▶ [TASK] Rewrite the data below, replacing every "gridline" with "grid-line" and leaving everything else unchanged.

● ● ●

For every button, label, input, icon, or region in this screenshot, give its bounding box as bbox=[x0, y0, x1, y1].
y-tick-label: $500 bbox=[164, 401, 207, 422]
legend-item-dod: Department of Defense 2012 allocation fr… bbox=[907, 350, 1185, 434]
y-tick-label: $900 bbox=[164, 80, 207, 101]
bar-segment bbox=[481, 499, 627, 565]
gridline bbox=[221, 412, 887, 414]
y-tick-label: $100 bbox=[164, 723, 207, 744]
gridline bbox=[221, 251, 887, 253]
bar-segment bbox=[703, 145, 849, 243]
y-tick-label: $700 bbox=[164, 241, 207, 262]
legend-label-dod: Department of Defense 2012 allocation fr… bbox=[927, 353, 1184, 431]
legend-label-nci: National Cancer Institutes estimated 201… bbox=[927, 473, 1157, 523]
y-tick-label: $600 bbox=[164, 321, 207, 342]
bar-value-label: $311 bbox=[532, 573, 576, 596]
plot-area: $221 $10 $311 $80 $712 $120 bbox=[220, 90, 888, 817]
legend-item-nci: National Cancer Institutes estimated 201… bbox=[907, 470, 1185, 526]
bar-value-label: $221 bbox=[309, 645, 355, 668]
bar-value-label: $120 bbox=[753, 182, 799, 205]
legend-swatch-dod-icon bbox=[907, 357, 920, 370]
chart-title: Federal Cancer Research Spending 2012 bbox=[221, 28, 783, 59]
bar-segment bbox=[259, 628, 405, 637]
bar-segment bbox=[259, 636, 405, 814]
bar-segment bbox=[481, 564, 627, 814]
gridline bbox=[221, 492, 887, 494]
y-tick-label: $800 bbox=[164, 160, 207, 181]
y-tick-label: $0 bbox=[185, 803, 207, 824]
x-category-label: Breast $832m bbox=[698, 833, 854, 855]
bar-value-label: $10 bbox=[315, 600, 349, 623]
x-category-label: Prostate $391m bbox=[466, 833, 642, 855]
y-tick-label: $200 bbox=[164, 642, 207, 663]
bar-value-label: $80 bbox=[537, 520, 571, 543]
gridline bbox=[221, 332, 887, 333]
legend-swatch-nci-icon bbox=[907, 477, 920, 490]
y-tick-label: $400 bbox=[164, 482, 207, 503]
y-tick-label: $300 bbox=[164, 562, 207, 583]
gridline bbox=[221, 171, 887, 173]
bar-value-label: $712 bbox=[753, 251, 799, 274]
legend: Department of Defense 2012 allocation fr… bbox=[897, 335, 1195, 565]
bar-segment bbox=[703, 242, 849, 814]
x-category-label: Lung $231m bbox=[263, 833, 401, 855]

● ● ●

▶ [SOLUTION FOR THIS PROBLEM]
For every button, label, input, icon, or region in this screenshot, give its bounding box as bbox=[x0, y0, x1, y1].
y-tick-label: $500 bbox=[164, 401, 207, 422]
legend-item-dod: Department of Defense 2012 allocation fr… bbox=[907, 350, 1185, 434]
y-tick-label: $900 bbox=[164, 80, 207, 101]
bar-segment bbox=[481, 499, 627, 565]
grid-line bbox=[221, 412, 887, 414]
y-tick-label: $100 bbox=[164, 723, 207, 744]
grid-line bbox=[221, 251, 887, 253]
bar-segment bbox=[703, 145, 849, 243]
y-tick-label: $700 bbox=[164, 241, 207, 262]
legend-label-dod: Department of Defense 2012 allocation fr… bbox=[927, 353, 1184, 431]
legend-label-nci: National Cancer Institutes estimated 201… bbox=[927, 473, 1157, 523]
y-tick-label: $600 bbox=[164, 321, 207, 342]
bar-value-label: $311 bbox=[532, 573, 576, 596]
plot-area: $221 $10 $311 $80 $712 $120 bbox=[220, 90, 888, 817]
legend-item-nci: National Cancer Institutes estimated 201… bbox=[907, 470, 1185, 526]
bar-value-label: $221 bbox=[309, 645, 355, 668]
bar-value-label: $120 bbox=[753, 182, 799, 205]
legend-swatch-dod-icon bbox=[907, 357, 920, 370]
chart-title: Federal Cancer Research Spending 2012 bbox=[221, 28, 783, 59]
bar-segment bbox=[259, 628, 405, 637]
bar-segment bbox=[259, 636, 405, 814]
bar-segment bbox=[481, 564, 627, 814]
grid-line bbox=[221, 492, 887, 494]
y-tick-label: $800 bbox=[164, 160, 207, 181]
y-tick-label: $0 bbox=[185, 803, 207, 824]
x-category-label: Breast $832m bbox=[698, 833, 854, 855]
bar-value-label: $10 bbox=[315, 600, 349, 623]
x-category-label: Prostate $391m bbox=[466, 833, 642, 855]
y-tick-label: $200 bbox=[164, 642, 207, 663]
bar-value-label: $80 bbox=[537, 520, 571, 543]
grid-line bbox=[221, 332, 887, 333]
legend-swatch-nci-icon bbox=[907, 477, 920, 490]
y-tick-label: $400 bbox=[164, 482, 207, 503]
y-tick-label: $300 bbox=[164, 562, 207, 583]
grid-line bbox=[221, 171, 887, 173]
bar-value-label: $712 bbox=[753, 251, 799, 274]
legend: Department of Defense 2012 allocation fr… bbox=[897, 335, 1195, 565]
bar-segment bbox=[703, 242, 849, 814]
x-category-label: Lung $231m bbox=[263, 833, 401, 855]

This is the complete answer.